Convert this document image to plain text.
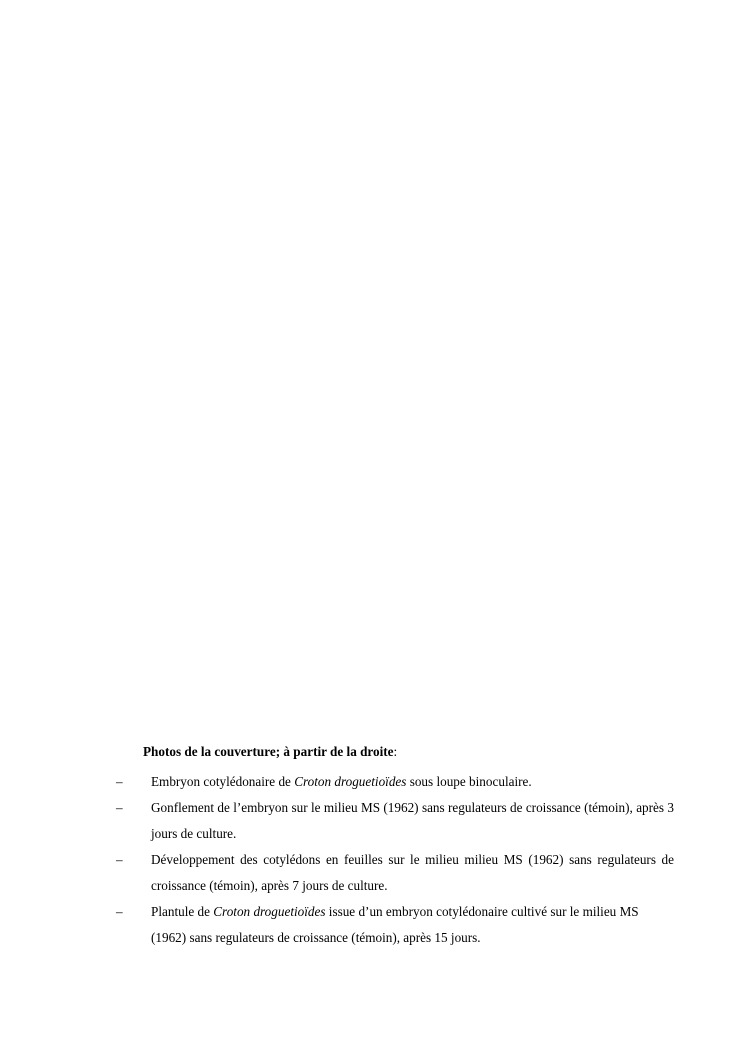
Photos de la couverture; à partir de la droite:

– Embryon cotylédonaire de Croton droguetioïdes sous loupe binoculaire.
– Gonflement de l’embryon sur le milieu MS (1962) sans regulateurs de croissance (témoin), après 3 jours de culture.
– Développement des cotylédons en feuilles sur le milieu milieu MS (1962) sans regulateurs de croissance (témoin), après 7 jours de culture.
– Plantule de Croton droguetioïdes issue d’un embryon cotylédonaire cultivé sur le milieu MS (1962) sans regulateurs de croissance (témoin), après 15 jours.
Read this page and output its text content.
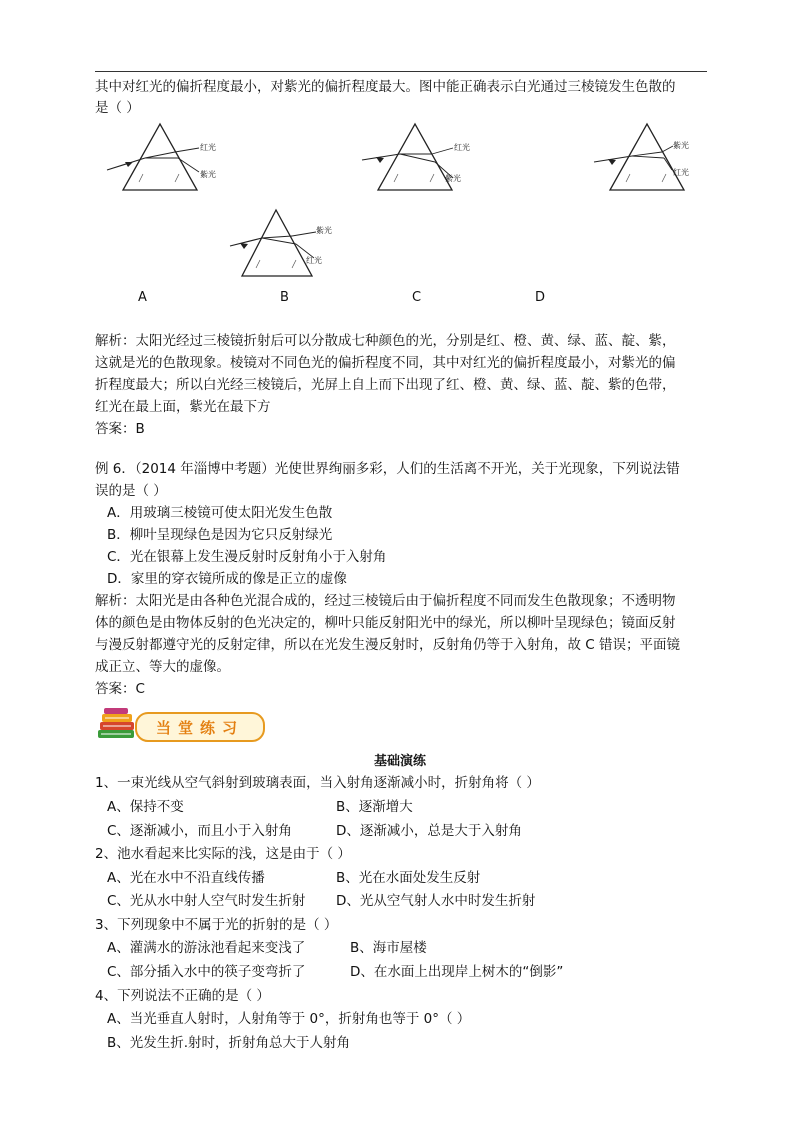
其中对红光的偏折程度最小，对紫光的偏折程度最大。图中能正确表示白光通过三棱镜发生色散的
是（ ）
红光
紫光
红光
紫光
紫光
红光
紫光
红光
A	B	C	D
解析：太阳光经过三棱镜折射后可以分散成七种颜色的光，分别是红、橙、黄、绿、蓝、靛、紫，
这就是光的色散现象。棱镜对不同色光的偏折程度不同，其中对红光的偏折程度最小，对紫光的偏
折程度最大；所以白光经三棱镜后，光屏上自上而下出现了红、橙、黄、绿、蓝、靛、紫的色带，
红光在最上面，紫光在最下方
答案：B
例 6．（2014 年淄博中考题）光使世界绚丽多彩，人们的生活离不开光，关于光现象，下列说法错
误的是（ ）
A．用玻璃三棱镜可使太阳光发生色散
B．柳叶呈现绿色是因为它只反射绿光
C．光在银幕上发生漫反射时反射角小于入射角
D．家里的穿衣镜所成的像是正立的虚像
解析：太阳光是由各种色光混合成的，经过三棱镜后由于偏折程度不同而发生色散现象；不透明物
体的颜色是由物体反射的色光决定的，柳叶只能反射阳光中的绿光，所以柳叶呈现绿色；镜面反射
与漫反射都遵守光的反射定律，所以在光发生漫反射时，反射角仍等于入射角，故 C 错误；平面镜
成正立、等大的虚像。
答案：C
当堂练习
基础演练
1、一束光线从空气斜射到玻璃表面，当入射角逐渐减小时，折射角将（ ）
A、保持不变	B、逐渐增大
C、逐渐减小，而且小于入射角	D、逐渐减小，总是大于入射角
2、池水看起来比实际的浅，这是由于（ ）
A、光在水中不沿直线传播	B、光在水面处发生反射
C、光从水中射人空气时发生折射 D、光从空气射人水中时发生折射
3、下列现象中不属于光的折射的是（ ）
A、灌满水的游泳池看起来变浅了	B、海市屋楼
C、部分插入水中的筷子变弯折了	D、在水面上出现岸上树木的“倒影”
4、下列说法不正确的是（ ）
A、当光垂直人射时，人射角等于 0°，折射角也等于 0°（ ）
B、光发生折.射时，折射角总大于人射角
........
# [Work to do]
Return the listing above in full and without alteration, excluding its pictures.

# [The output]
Convert this document image to plain text.
Photos de la couverture; à partir de la droite:

– Embryon cotylédonaire de Croton droguetioïdes sous loupe binoculaire.
– Gonflement de l’embryon sur le milieu MS (1962) sans regulateurs de croissance (témoin), après 3 jours de culture.
– Développement des cotylédons en feuilles sur le milieu milieu MS (1962) sans regulateurs de croissance (témoin), après 7 jours de culture.
– Plantule de Croton droguetioïdes issue d’un embryon cotylédonaire cultivé sur le milieu MS (1962) sans regulateurs de croissance (témoin), après 15 jours.
Read this page and output its text content.
其中对红光的偏折程度最小，对紫光的偏折程度最大。图中能正确表示白光通过三棱镜发生色散的
是（ ）
红光
紫光
红光
紫光
紫光
红光
紫光
红光
A	B	C	D
解析：太阳光经过三棱镜折射后可以分散成七种颜色的光，分别是红、橙、黄、绿、蓝、靛、紫，
这就是光的色散现象。棱镜对不同色光的偏折程度不同，其中对红光的偏折程度最小，对紫光的偏
折程度最大；所以白光经三棱镜后，光屏上自上而下出现了红、橙、黄、绿、蓝、靛、紫的色带，
红光在最上面，紫光在最下方
答案：B
例 6．（2014 年淄博中考题）光使世界绚丽多彩，人们的生活离不开光，关于光现象，下列说法错
误的是（ ）
A．用玻璃三棱镜可使太阳光发生色散
B．柳叶呈现绿色是因为它只反射绿光
C．光在银幕上发生漫反射时反射角小于入射角
D．家里的穿衣镜所成的像是正立的虚像
解析：太阳光是由各种色光混合成的，经过三棱镜后由于偏折程度不同而发生色散现象；不透明物
体的颜色是由物体反射的色光决定的，柳叶只能反射阳光中的绿光，所以柳叶呈现绿色；镜面反射
与漫反射都遵守光的反射定律，所以在光发生漫反射时，反射角仍等于入射角，故 C 错误；平面镜
成正立、等大的虚像。
答案：C
当堂练习
基础演练
1、一束光线从空气斜射到玻璃表面，当入射角逐渐减小时，折射角将（ ）
A、保持不变	B、逐渐增大
C、逐渐减小，而且小于入射角	D、逐渐减小，总是大于入射角
2、池水看起来比实际的浅，这是由于（ ）
A、光在水中不沿直线传播	B、光在水面处发生反射
C、光从水中射人空气时发生折射 D、光从空气射人水中时发生折射
3、下列现象中不属于光的折射的是（ ）
A、灌满水的游泳池看起来变浅了	B、海市屋楼
C、部分插入水中的筷子变弯折了	D、在水面上出现岸上树木的“倒影”
4、下列说法不正确的是（ ）
A、当光垂直人射时，人射角等于 0°，折射角也等于 0°（ ）
B、光发生折.射时，折射角总大于人射角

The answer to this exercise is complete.